Material provided:
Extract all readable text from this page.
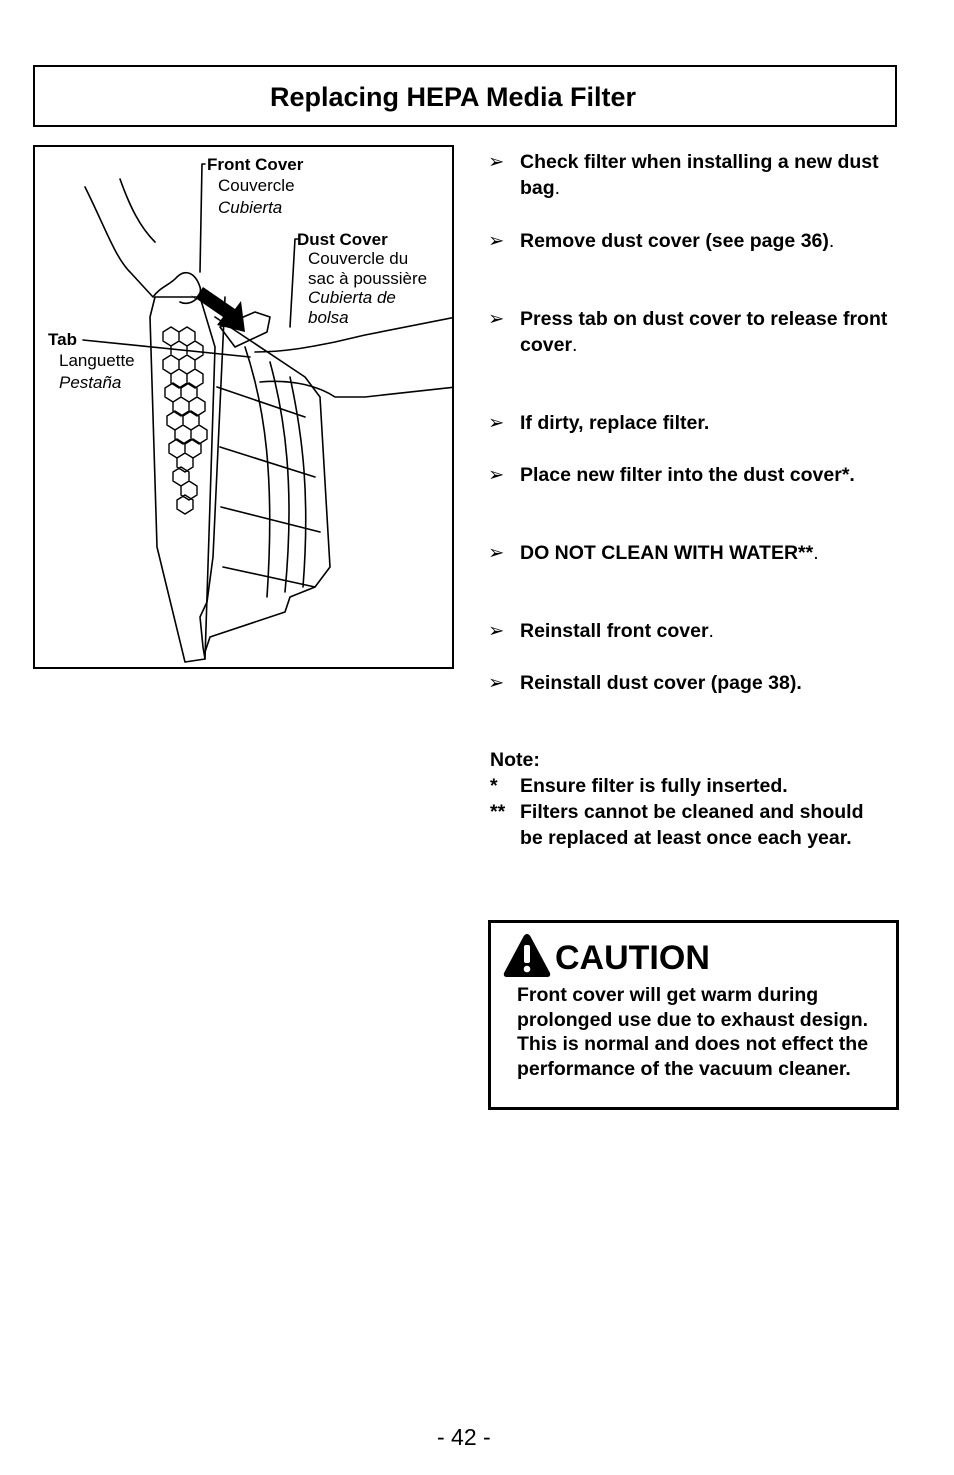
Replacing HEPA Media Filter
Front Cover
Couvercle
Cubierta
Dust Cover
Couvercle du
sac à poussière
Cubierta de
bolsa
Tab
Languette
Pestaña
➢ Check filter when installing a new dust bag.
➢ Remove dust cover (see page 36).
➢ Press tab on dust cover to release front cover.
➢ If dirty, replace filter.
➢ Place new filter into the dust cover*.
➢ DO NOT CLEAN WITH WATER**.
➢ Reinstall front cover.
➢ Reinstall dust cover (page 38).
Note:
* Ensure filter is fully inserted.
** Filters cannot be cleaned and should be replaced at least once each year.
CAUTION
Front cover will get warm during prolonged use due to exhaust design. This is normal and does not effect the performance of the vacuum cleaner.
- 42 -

Direction: Go through the material above and copy each line that has the word "page".

Solution for this problem:
Extract all readable text from this page.
➢ Remove dust cover (see page 36).
➢ Reinstall dust cover (page 38).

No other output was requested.